> **Data provided**
::::::

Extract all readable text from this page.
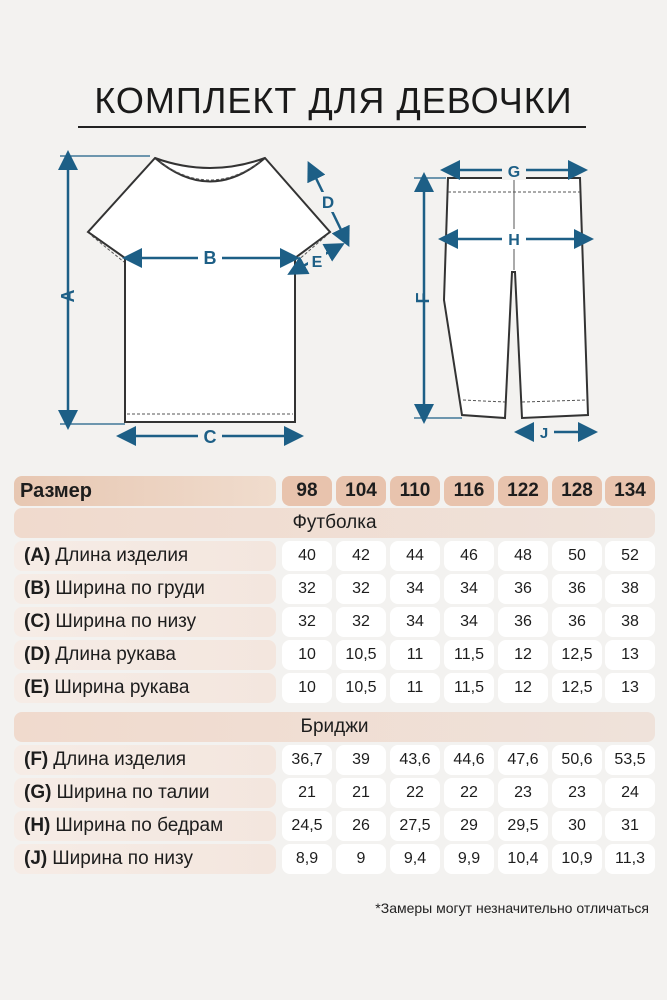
КОМПЛЕКТ ДЛЯ ДЕВОЧКИ
A
B
C
D
E
F
G
H
J
Размер	98	104	110	116	122	128	134
Футболка
(A) Длина изделия	40	42	44	46	48	50	52
(B) Ширина по груди	32	32	34	34	36	36	38
(C) Ширина по низу	32	32	34	34	36	36	38
(D) Длина рукава	10	10,5	11	11,5	12	12,5	13
(E) Ширина рукава	10	10,5	11	11,5	12	12,5	13
Бриджи
(F) Длина изделия	36,7	39	43,6	44,6	47,6	50,6	53,5
(G) Ширина по талии	21	21	22	22	23	23	24
(H) Ширина по бедрам	24,5	26	27,5	29	29,5	30	31
(J) Ширина по низу	8,9	9	9,4	9,9	10,4	10,9	11,3
*Замеры могут незначительно отличаться
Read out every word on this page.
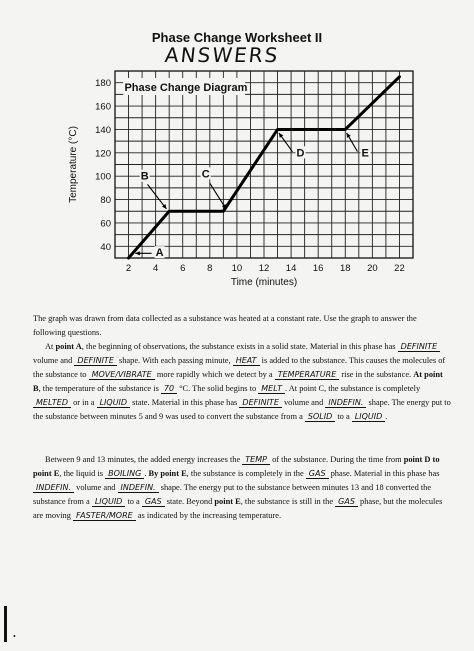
Phase Change Worksheet II
ANSWERS
2 4 6 8 10 12 14 16 18 20 22
40
60
80
100
120
140
160
180
Time (minutes)
Temperature (°C)
Phase Change Diagram
A
B	C
D	E
The graph was drawn from data collected as a substance was heated at a constant rate. Use the graph to answer the following questions.
At point A, the beginning of observations, the substance exists in a solid state. Material in this phase has DEFINITE volume and DEFINITE shape. With each passing minute, HEAT is added to the substance. This causes the molecules of the substance to MOVE/VIBRATE more rapidly which we detect by a TEMPERATURE rise in the substance. At point B, the temperature of the substance is 70 °C. The solid begins to MELT . At point C, the substance is completely MELTED or in a LIQUID state. Material in this phase has DEFINITE volume and INDEFIN. shape. The energy put to the substance between minutes 5 and 9 was used to convert the substance from a SOLID to a LIQUID .
Between 9 and 13 minutes, the added energy increases the TEMP of the substance. During the time from point D to point E, the liquid is BOILING . By point E, the substance is completely in the GAS phase. Material in this phase has INDEFIN. volume and INDEFIN. shape. The energy put to the substance between minutes 13 and 18 converted the substance from a LIQUID to a GAS state. Beyond point E, the substance is still in the GAS phase, but the molecules are moving FASTER/MORE as indicated by the increasing temperature.
•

::::::

> **What the exercise asks**
Select from the material above each line in which the string "рукава" appears, and list those lines.

> **Reply**
(D) Длина рукава	10	10,5	11	11,5	12	12,5	13
(E) Ширина рукава	10	10,5	11	11,5	12	12,5	13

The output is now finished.